## What the task asks
Each record is to be printed again exactly, though not its pictures.

## The records
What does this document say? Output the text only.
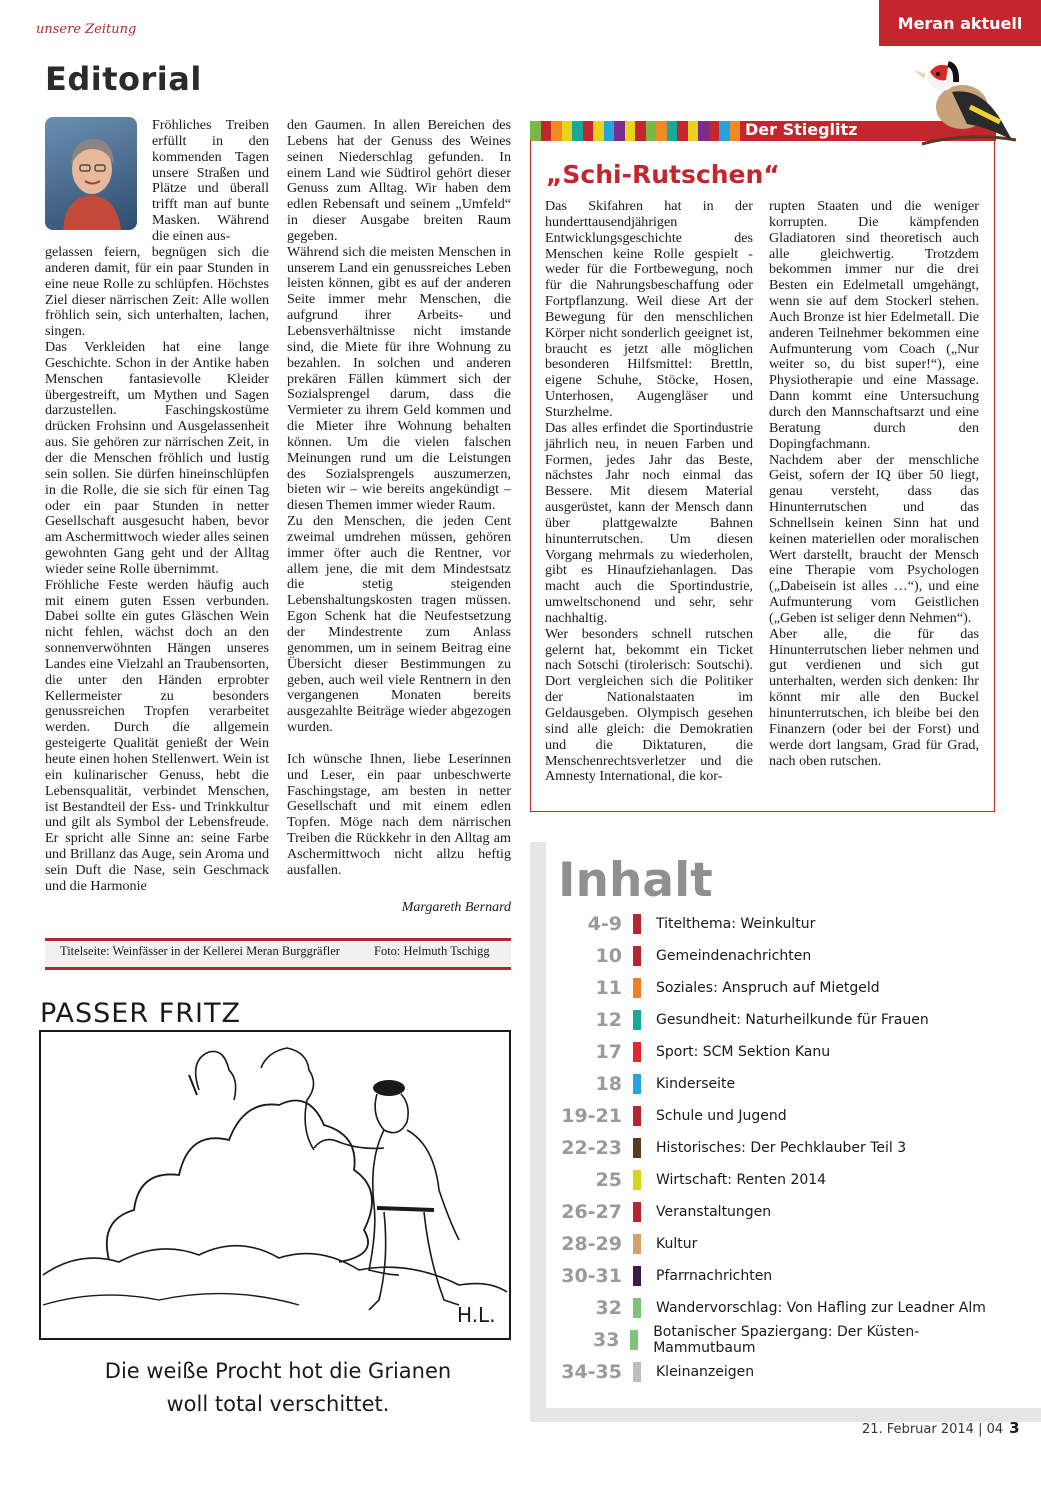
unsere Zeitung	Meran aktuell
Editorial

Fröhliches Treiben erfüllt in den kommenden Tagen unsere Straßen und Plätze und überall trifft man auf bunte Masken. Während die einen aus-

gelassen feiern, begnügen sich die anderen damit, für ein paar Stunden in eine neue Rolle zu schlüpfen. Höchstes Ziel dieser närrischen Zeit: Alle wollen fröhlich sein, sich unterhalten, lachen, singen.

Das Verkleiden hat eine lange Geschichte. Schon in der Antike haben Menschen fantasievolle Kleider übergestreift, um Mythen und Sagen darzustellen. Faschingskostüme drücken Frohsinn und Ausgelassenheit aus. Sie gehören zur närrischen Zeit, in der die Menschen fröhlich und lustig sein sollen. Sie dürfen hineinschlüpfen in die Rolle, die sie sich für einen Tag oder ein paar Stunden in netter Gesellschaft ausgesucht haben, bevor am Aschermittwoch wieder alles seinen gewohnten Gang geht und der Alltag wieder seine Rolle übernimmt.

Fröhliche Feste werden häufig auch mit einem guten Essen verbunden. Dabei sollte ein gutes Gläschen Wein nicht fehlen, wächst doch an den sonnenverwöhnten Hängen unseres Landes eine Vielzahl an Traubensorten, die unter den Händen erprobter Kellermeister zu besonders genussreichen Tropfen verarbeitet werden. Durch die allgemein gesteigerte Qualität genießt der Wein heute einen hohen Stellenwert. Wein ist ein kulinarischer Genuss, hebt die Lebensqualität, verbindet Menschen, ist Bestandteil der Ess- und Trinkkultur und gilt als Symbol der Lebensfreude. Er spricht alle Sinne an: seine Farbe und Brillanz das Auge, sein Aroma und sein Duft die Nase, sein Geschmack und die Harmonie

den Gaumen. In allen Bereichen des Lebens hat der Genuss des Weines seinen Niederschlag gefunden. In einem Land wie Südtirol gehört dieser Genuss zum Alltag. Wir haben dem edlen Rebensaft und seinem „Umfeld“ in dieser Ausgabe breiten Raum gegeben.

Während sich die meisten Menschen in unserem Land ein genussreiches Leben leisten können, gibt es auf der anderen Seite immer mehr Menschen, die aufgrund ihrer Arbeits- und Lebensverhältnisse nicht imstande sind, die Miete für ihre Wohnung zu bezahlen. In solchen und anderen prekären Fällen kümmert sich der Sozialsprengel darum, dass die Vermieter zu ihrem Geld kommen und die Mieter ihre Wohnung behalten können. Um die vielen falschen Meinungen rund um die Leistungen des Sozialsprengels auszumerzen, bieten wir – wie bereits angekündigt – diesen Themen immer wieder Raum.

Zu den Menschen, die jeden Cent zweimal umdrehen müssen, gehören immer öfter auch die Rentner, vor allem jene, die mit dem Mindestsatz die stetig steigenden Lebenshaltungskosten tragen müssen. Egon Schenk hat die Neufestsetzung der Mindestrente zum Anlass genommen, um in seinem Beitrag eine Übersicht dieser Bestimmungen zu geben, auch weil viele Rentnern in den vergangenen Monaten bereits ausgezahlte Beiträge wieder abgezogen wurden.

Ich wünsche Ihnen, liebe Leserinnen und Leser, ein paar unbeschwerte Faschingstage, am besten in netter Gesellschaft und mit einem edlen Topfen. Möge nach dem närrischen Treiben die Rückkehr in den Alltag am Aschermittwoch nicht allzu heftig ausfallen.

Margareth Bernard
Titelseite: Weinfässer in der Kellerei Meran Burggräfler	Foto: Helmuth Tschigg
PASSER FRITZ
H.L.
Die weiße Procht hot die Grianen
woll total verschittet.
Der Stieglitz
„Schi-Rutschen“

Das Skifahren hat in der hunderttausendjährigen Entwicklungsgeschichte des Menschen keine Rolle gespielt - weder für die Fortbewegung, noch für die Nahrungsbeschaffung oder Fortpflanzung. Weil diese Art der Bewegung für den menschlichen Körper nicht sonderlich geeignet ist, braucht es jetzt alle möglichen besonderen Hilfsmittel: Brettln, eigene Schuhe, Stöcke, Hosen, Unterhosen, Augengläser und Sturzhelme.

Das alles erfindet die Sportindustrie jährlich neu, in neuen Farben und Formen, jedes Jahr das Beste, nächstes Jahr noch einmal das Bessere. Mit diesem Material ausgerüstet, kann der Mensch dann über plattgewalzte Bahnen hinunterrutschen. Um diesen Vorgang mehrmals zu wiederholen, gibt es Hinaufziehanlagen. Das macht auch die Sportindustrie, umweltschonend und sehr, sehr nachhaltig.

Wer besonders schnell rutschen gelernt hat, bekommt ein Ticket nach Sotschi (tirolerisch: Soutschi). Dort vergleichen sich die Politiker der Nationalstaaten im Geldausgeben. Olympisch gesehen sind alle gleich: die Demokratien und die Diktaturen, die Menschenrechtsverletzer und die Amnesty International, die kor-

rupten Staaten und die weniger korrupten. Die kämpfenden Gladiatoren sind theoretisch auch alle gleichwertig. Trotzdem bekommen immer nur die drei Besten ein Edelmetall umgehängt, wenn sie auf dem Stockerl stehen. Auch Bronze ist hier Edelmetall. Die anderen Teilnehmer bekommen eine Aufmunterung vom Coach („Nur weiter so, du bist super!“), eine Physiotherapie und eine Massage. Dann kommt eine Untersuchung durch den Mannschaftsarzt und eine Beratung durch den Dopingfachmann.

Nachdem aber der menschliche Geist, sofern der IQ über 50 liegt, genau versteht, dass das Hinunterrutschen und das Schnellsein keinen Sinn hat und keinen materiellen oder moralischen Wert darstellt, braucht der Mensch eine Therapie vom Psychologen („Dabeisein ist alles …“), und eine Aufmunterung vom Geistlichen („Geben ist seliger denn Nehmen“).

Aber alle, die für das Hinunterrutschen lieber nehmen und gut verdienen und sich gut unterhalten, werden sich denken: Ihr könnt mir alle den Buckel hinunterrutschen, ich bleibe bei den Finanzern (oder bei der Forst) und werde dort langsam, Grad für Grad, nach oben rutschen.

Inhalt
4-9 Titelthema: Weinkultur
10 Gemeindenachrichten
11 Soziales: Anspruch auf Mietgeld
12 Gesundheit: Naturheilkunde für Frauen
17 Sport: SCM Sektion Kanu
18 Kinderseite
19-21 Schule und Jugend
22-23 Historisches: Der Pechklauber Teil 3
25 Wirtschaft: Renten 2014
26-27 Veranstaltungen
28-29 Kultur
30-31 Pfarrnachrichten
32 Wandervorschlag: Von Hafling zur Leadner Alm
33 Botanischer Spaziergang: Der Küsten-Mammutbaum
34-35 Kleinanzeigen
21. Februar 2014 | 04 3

## Task answer
What does this document say? Output the text only.
unsere Zeitung	Meran aktuell
Editorial

Fröhliches Treiben erfüllt in den kommenden Tagen unsere Straßen und Plätze und überall trifft man auf bunte Masken. Während die einen aus-

gelassen feiern, begnügen sich die anderen damit, für ein paar Stunden in eine neue Rolle zu schlüpfen. Höchstes Ziel dieser närrischen Zeit: Alle wollen fröhlich sein, sich unterhalten, lachen, singen.

Das Verkleiden hat eine lange Geschichte. Schon in der Antike haben Menschen fantasievolle Kleider übergestreift, um Mythen und Sagen darzustellen. Faschingskostüme drücken Frohsinn und Ausgelassenheit aus. Sie gehören zur närrischen Zeit, in der die Menschen fröhlich und lustig sein sollen. Sie dürfen hineinschlüpfen in die Rolle, die sie sich für einen Tag oder ein paar Stunden in netter Gesellschaft ausgesucht haben, bevor am Aschermittwoch wieder alles seinen gewohnten Gang geht und der Alltag wieder seine Rolle übernimmt.

Fröhliche Feste werden häufig auch mit einem guten Essen verbunden. Dabei sollte ein gutes Gläschen Wein nicht fehlen, wächst doch an den sonnenverwöhnten Hängen unseres Landes eine Vielzahl an Traubensorten, die unter den Händen erprobter Kellermeister zu besonders genussreichen Tropfen verarbeitet werden. Durch die allgemein gesteigerte Qualität genießt der Wein heute einen hohen Stellenwert. Wein ist ein kulinarischer Genuss, hebt die Lebensqualität, verbindet Menschen, ist Bestandteil der Ess- und Trinkkultur und gilt als Symbol der Lebensfreude. Er spricht alle Sinne an: seine Farbe und Brillanz das Auge, sein Aroma und sein Duft die Nase, sein Geschmack und die Harmonie

den Gaumen. In allen Bereichen des Lebens hat der Genuss des Weines seinen Niederschlag gefunden. In einem Land wie Südtirol gehört dieser Genuss zum Alltag. Wir haben dem edlen Rebensaft und seinem „Umfeld“ in dieser Ausgabe breiten Raum gegeben.

Während sich die meisten Menschen in unserem Land ein genussreiches Leben leisten können, gibt es auf der anderen Seite immer mehr Menschen, die aufgrund ihrer Arbeits- und Lebensverhältnisse nicht imstande sind, die Miete für ihre Wohnung zu bezahlen. In solchen und anderen prekären Fällen kümmert sich der Sozialsprengel darum, dass die Vermieter zu ihrem Geld kommen und die Mieter ihre Wohnung behalten können. Um die vielen falschen Meinungen rund um die Leistungen des Sozialsprengels auszumerzen, bieten wir – wie bereits angekündigt – diesen Themen immer wieder Raum.

Zu den Menschen, die jeden Cent zweimal umdrehen müssen, gehören immer öfter auch die Rentner, vor allem jene, die mit dem Mindestsatz die stetig steigenden Lebenshaltungskosten tragen müssen. Egon Schenk hat die Neufestsetzung der Mindestrente zum Anlass genommen, um in seinem Beitrag eine Übersicht dieser Bestimmungen zu geben, auch weil viele Rentnern in den vergangenen Monaten bereits ausgezahlte Beiträge wieder abgezogen wurden.

Ich wünsche Ihnen, liebe Leserinnen und Leser, ein paar unbeschwerte Faschingstage, am besten in netter Gesellschaft und mit einem edlen Topfen. Möge nach dem närrischen Treiben die Rückkehr in den Alltag am Aschermittwoch nicht allzu heftig ausfallen.

Margareth Bernard
Titelseite: Weinfässer in der Kellerei Meran Burggräfler	Foto: Helmuth Tschigg
PASSER FRITZ
H.L.
Die weiße Procht hot die Grianen
woll total verschittet.
Der Stieglitz
„Schi-Rutschen“

Das Skifahren hat in der hunderttausendjährigen Entwicklungsgeschichte des Menschen keine Rolle gespielt - weder für die Fortbewegung, noch für die Nahrungsbeschaffung oder Fortpflanzung. Weil diese Art der Bewegung für den menschlichen Körper nicht sonderlich geeignet ist, braucht es jetzt alle möglichen besonderen Hilfsmittel: Brettln, eigene Schuhe, Stöcke, Hosen, Unterhosen, Augengläser und Sturzhelme.

Das alles erfindet die Sportindustrie jährlich neu, in neuen Farben und Formen, jedes Jahr das Beste, nächstes Jahr noch einmal das Bessere. Mit diesem Material ausgerüstet, kann der Mensch dann über plattgewalzte Bahnen hinunterrutschen. Um diesen Vorgang mehrmals zu wiederholen, gibt es Hinaufziehanlagen. Das macht auch die Sportindustrie, umweltschonend und sehr, sehr nachhaltig.

Wer besonders schnell rutschen gelernt hat, bekommt ein Ticket nach Sotschi (tirolerisch: Soutschi). Dort vergleichen sich die Politiker der Nationalstaaten im Geldausgeben. Olympisch gesehen sind alle gleich: die Demokratien und die Diktaturen, die Menschenrechtsverletzer und die Amnesty International, die kor-

rupten Staaten und die weniger korrupten. Die kämpfenden Gladiatoren sind theoretisch auch alle gleichwertig. Trotzdem bekommen immer nur die drei Besten ein Edelmetall umgehängt, wenn sie auf dem Stockerl stehen. Auch Bronze ist hier Edelmetall. Die anderen Teilnehmer bekommen eine Aufmunterung vom Coach („Nur weiter so, du bist super!“), eine Physiotherapie und eine Massage. Dann kommt eine Untersuchung durch den Mannschaftsarzt und eine Beratung durch den Dopingfachmann.

Nachdem aber der menschliche Geist, sofern der IQ über 50 liegt, genau versteht, dass das Hinunterrutschen und das Schnellsein keinen Sinn hat und keinen materiellen oder moralischen Wert darstellt, braucht der Mensch eine Therapie vom Psychologen („Dabeisein ist alles …“), und eine Aufmunterung vom Geistlichen („Geben ist seliger denn Nehmen“).

Aber alle, die für das Hinunterrutschen lieber nehmen und gut verdienen und sich gut unterhalten, werden sich denken: Ihr könnt mir alle den Buckel hinunterrutschen, ich bleibe bei den Finanzern (oder bei der Forst) und werde dort langsam, Grad für Grad, nach oben rutschen.

Inhalt
4-9 Titelthema: Weinkultur
10 Gemeindenachrichten
11 Soziales: Anspruch auf Mietgeld
12 Gesundheit: Naturheilkunde für Frauen
17 Sport: SCM Sektion Kanu
18 Kinderseite
19-21 Schule und Jugend
22-23 Historisches: Der Pechklauber Teil 3
25 Wirtschaft: Renten 2014
26-27 Veranstaltungen
28-29 Kultur
30-31 Pfarrnachrichten
32 Wandervorschlag: Von Hafling zur Leadner Alm
33 Botanischer Spaziergang: Der Küsten-Mammutbaum
34-35 Kleinanzeigen
21. Februar 2014 | 04 3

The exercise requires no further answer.